## Extracted entries

==========

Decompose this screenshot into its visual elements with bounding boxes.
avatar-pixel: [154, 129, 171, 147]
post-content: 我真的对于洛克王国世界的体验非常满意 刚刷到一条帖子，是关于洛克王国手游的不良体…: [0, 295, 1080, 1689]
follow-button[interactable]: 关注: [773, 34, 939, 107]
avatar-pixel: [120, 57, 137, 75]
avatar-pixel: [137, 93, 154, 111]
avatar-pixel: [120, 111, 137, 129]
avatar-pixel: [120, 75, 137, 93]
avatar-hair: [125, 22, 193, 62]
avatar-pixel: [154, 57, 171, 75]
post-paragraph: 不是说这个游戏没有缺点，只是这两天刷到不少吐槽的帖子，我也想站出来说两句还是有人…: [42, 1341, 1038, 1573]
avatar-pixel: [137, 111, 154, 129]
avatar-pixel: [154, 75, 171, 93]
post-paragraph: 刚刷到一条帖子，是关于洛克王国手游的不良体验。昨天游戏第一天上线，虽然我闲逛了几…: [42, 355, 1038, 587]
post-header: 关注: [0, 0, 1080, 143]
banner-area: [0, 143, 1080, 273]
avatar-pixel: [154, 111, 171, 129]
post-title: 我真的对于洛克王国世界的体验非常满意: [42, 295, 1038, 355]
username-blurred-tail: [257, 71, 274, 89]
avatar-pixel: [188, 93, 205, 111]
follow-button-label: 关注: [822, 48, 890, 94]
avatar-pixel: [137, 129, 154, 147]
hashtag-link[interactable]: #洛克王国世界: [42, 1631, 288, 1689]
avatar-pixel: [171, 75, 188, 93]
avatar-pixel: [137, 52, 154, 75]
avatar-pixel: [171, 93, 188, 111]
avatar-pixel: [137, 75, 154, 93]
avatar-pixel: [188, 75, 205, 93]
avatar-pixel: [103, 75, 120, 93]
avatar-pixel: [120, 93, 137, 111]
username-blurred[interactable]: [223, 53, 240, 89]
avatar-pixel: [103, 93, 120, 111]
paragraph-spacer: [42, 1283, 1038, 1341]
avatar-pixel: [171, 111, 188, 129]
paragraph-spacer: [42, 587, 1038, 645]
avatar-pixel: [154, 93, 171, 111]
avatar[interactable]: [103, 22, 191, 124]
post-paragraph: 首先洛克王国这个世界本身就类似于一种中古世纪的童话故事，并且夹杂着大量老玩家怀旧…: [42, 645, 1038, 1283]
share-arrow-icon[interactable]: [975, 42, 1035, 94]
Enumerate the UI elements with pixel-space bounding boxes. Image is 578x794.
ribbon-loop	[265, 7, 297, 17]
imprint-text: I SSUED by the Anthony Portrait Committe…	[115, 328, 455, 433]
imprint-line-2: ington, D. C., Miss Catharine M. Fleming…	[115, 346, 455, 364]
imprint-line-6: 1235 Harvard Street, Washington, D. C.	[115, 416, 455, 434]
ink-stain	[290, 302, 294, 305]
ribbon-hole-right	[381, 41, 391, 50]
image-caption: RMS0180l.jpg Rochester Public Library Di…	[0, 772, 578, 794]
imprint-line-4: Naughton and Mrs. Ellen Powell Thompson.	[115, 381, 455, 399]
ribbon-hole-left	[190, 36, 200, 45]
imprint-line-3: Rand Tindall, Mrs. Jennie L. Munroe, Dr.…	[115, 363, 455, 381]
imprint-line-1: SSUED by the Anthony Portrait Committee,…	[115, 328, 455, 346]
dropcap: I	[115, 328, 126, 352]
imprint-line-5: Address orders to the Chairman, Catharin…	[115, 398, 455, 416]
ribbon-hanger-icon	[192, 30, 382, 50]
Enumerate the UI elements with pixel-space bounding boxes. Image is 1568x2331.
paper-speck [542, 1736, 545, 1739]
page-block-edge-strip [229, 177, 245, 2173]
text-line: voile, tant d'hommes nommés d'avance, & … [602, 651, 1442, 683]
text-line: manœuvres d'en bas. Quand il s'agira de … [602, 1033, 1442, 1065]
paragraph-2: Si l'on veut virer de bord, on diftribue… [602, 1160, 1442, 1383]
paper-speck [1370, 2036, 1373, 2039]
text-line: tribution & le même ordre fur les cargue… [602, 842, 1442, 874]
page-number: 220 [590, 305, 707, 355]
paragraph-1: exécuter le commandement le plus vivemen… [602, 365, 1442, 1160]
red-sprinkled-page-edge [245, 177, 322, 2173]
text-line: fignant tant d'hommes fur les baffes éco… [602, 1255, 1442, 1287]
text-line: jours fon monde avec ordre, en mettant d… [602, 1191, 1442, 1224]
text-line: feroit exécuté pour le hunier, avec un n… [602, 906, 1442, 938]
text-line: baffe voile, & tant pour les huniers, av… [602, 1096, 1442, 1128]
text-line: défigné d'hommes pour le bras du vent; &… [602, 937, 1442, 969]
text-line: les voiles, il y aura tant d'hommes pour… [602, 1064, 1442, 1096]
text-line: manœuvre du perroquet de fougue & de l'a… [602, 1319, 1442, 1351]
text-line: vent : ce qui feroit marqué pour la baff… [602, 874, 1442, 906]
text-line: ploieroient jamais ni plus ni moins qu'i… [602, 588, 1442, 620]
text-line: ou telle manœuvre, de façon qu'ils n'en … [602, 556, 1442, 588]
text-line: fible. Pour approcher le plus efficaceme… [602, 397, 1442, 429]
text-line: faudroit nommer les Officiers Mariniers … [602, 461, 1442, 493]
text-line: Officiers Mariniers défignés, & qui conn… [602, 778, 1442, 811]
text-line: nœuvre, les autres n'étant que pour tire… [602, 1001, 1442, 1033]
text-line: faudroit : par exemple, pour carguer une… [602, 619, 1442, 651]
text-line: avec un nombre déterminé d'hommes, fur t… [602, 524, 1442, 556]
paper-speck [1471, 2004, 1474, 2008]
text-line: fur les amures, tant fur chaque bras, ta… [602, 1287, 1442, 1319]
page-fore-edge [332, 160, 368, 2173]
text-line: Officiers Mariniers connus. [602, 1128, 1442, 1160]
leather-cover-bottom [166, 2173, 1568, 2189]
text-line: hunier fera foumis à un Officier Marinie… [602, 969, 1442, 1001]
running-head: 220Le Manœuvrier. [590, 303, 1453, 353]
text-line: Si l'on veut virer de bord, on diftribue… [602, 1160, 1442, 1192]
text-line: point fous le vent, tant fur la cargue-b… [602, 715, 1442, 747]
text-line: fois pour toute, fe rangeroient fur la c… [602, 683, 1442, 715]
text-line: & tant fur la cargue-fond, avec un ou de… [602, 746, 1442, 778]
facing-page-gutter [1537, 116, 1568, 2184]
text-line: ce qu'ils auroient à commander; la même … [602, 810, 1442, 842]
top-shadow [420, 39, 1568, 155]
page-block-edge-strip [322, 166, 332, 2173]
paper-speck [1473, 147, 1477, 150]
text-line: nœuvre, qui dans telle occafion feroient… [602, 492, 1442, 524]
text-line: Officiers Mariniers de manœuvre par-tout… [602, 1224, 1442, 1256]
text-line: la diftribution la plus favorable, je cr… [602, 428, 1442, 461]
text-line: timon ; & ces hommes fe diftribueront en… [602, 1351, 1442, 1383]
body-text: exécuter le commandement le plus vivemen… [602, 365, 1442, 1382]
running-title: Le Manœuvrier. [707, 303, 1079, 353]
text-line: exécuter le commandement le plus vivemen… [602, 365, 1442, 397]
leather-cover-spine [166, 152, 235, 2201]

==========

Recast all of the data above as a numbered list, leaving out any blank lines.

## The answer
1. Decompose this screenshot into its visual elements with bounding boxes.
2. avatar-pixel: [154, 129, 171, 147]
3. post-content: 我真的对于洛克王国世界的体验非常满意 刚刷到一条帖子，是关于洛克王国手游的不良体…: [0, 295, 1080, 1689]
4. follow-button[interactable]: 关注: [773, 34, 939, 107]
5. avatar-pixel: [120, 57, 137, 75]
6. avatar-pixel: [137, 93, 154, 111]
7. avatar-pixel: [120, 111, 137, 129]
8. avatar-pixel: [120, 75, 137, 93]
9. avatar-hair: [125, 22, 193, 62]
10. avatar-pixel: [154, 57, 171, 75]
11. post-paragraph: 不是说这个游戏没有缺点，只是这两天刷到不少吐槽的帖子，我也想站出来说两句还是有人…: [42, 1341, 1038, 1573]
12. avatar-pixel: [137, 111, 154, 129]
13. avatar-pixel: [154, 75, 171, 93]
14. post-paragraph: 刚刷到一条帖子，是关于洛克王国手游的不良体验。昨天游戏第一天上线，虽然我闲逛了几…: [42, 355, 1038, 587]
15. post-header: 关注: [0, 0, 1080, 143]
16. banner-area: [0, 143, 1080, 273]
17. avatar-pixel: [154, 111, 171, 129]
18. post-title: 我真的对于洛克王国世界的体验非常满意: [42, 295, 1038, 355]
19. username-blurred-tail: [257, 71, 274, 89]
20. avatar-pixel: [188, 93, 205, 111]
21. follow-button-label: 关注: [822, 48, 890, 94]
22. avatar-pixel: [137, 129, 154, 147]
23. hashtag-link[interactable]: #洛克王国世界: [42, 1631, 288, 1689]
24. avatar-pixel: [171, 75, 188, 93]
25. avatar-pixel: [137, 52, 154, 75]
26. avatar-pixel: [171, 93, 188, 111]
27. avatar-pixel: [137, 75, 154, 93]
28. avatar-pixel: [188, 75, 205, 93]
29. avatar-pixel: [103, 75, 120, 93]
30. avatar-pixel: [120, 93, 137, 111]
31. username-blurred[interactable]: [223, 53, 240, 89]
32. avatar-pixel: [103, 93, 120, 111]
33. paragraph-spacer: [42, 1283, 1038, 1341]
34. avatar-pixel: [171, 111, 188, 129]
35. paragraph-spacer: [42, 587, 1038, 645]
36. avatar-pixel: [154, 93, 171, 111]
37. avatar[interactable]: [103, 22, 191, 124]
38. post-paragraph: 首先洛克王国这个世界本身就类似于一种中古世纪的童话故事，并且夹杂着大量老玩家怀旧…: [42, 645, 1038, 1283]
39. share-arrow-icon[interactable]: [975, 42, 1035, 94]
40. Enumerate the UI elements with pixel-space bounding boxes. Image is 578x794.
41. ribbon-loop	[265, 7, 297, 17]
42. imprint-text: I SSUED by the Anthony Portrait Committe…	[115, 328, 455, 433]
43. imprint-line-2: ington, D. C., Miss Catharine M. Fleming…	[115, 346, 455, 364]
44. imprint-line-6: 1235 Harvard Street, Washington, D. C.	[115, 416, 455, 434]
45. ink-stain	[290, 302, 294, 305]
46. ribbon-hole-right	[381, 41, 391, 50]
47. image-caption: RMS0180l.jpg Rochester Public Library Di…	[0, 772, 578, 794]
48. imprint-line-4: Naughton and Mrs. Ellen Powell Thompson.	[115, 381, 455, 399]
49. ribbon-hole-left	[190, 36, 200, 45]
50. imprint-line-3: Rand Tindall, Mrs. Jennie L. Munroe, Dr.…	[115, 363, 455, 381]
51. imprint-line-1: SSUED by the Anthony Portrait Committee,…	[115, 328, 455, 346]
52. dropcap: I	[115, 328, 126, 352]
53. imprint-line-5: Address orders to the Chairman, Catharin…	[115, 398, 455, 416]
54. ribbon-hanger-icon	[192, 30, 382, 50]
55. Enumerate the UI elements with pixel-space bounding boxes. Image is 1568x2331.
56. paper-speck [542, 1736, 545, 1739]
57. page-block-edge-strip [229, 177, 245, 2173]
58. text-line: voile, tant d'hommes nommés d'avance, & … [602, 651, 1442, 683]
59. text-line: manœuvres d'en bas. Quand il s'agira de … [602, 1033, 1442, 1065]
60. paragraph-2: Si l'on veut virer de bord, on diftribue… [602, 1160, 1442, 1383]
61. paper-speck [1370, 2036, 1373, 2039]
62. text-line: tribution & le même ordre fur les cargue… [602, 842, 1442, 874]
63. page-number: 220 [590, 305, 707, 355]
64. paragraph-1: exécuter le commandement le plus vivemen… [602, 365, 1442, 1160]
65. red-sprinkled-page-edge [245, 177, 322, 2173]
66. text-line: fignant tant d'hommes fur les baffes éco… [602, 1255, 1442, 1287]
67. text-line: jours fon monde avec ordre, en mettant d… [602, 1191, 1442, 1224]
68. text-line: feroit exécuté pour le hunier, avec un n… [602, 906, 1442, 938]
69. text-line: baffe voile, & tant pour les huniers, av… [602, 1096, 1442, 1128]
70. text-line: défigné d'hommes pour le bras du vent; &… [602, 937, 1442, 969]
71. text-line: les voiles, il y aura tant d'hommes pour… [602, 1064, 1442, 1096]
72. text-line: manœuvre du perroquet de fougue & de l'a… [602, 1319, 1442, 1351]
73. text-line: vent : ce qui feroit marqué pour la baff… [602, 874, 1442, 906]
74. text-line: ploieroient jamais ni plus ni moins qu'i… [602, 588, 1442, 620]
75. text-line: ou telle manœuvre, de façon qu'ils n'en … [602, 556, 1442, 588]
76. text-line: fible. Pour approcher le plus efficaceme… [602, 397, 1442, 429]
77. text-line: faudroit nommer les Officiers Mariniers … [602, 461, 1442, 493]
78. text-line: Officiers Mariniers défignés, & qui conn… [602, 778, 1442, 811]
79. text-line: nœuvre, les autres n'étant que pour tire… [602, 1001, 1442, 1033]
80. text-line: faudroit : par exemple, pour carguer une… [602, 619, 1442, 651]
81. text-line: avec un nombre déterminé d'hommes, fur t… [602, 524, 1442, 556]
82. paper-speck [1471, 2004, 1474, 2008]
83. text-line: fur les amures, tant fur chaque bras, ta… [602, 1287, 1442, 1319]
84. page-fore-edge [332, 160, 368, 2173]
85. text-line: Officiers Mariniers connus. [602, 1128, 1442, 1160]
86. leather-cover-bottom [166, 2173, 1568, 2189]
87. text-line: hunier fera foumis à un Officier Marinie… [602, 969, 1442, 1001]
88. running-head: 220Le Manœuvrier. [590, 303, 1453, 353]
89. text-line: Si l'on veut virer de bord, on diftribue… [602, 1160, 1442, 1192]
90. text-line: point fous le vent, tant fur la cargue-b… [602, 715, 1442, 747]
91. text-line: fois pour toute, fe rangeroient fur la c… [602, 683, 1442, 715]
92. text-line: & tant fur la cargue-fond, avec un ou de… [602, 746, 1442, 778]
93. facing-page-gutter [1537, 116, 1568, 2184]
94. text-line: ce qu'ils auroient à commander; la même … [602, 810, 1442, 842]
95. top-shadow [420, 39, 1568, 155]
96. page-block-edge-strip [322, 166, 332, 2173]
97. paper-speck [1473, 147, 1477, 150]
98. text-line: nœuvre, qui dans telle occafion feroient… [602, 492, 1442, 524]
99. text-line: Officiers Mariniers de manœuvre par-tout… [602, 1224, 1442, 1256]
100. text-line: la diftribution la plus favorable, je cr… [602, 428, 1442, 461]
101. text-line: timon ; & ces hommes fe diftribueront en… [602, 1351, 1442, 1383]
102. body-text: exécuter le commandement le plus vivemen… [602, 365, 1442, 1382]
103. running-title: Le Manœuvrier. [707, 303, 1079, 353]
104. text-line: exécuter le commandement le plus vivemen… [602, 365, 1442, 397]
105. leather-cover-spine [166, 152, 235, 2201]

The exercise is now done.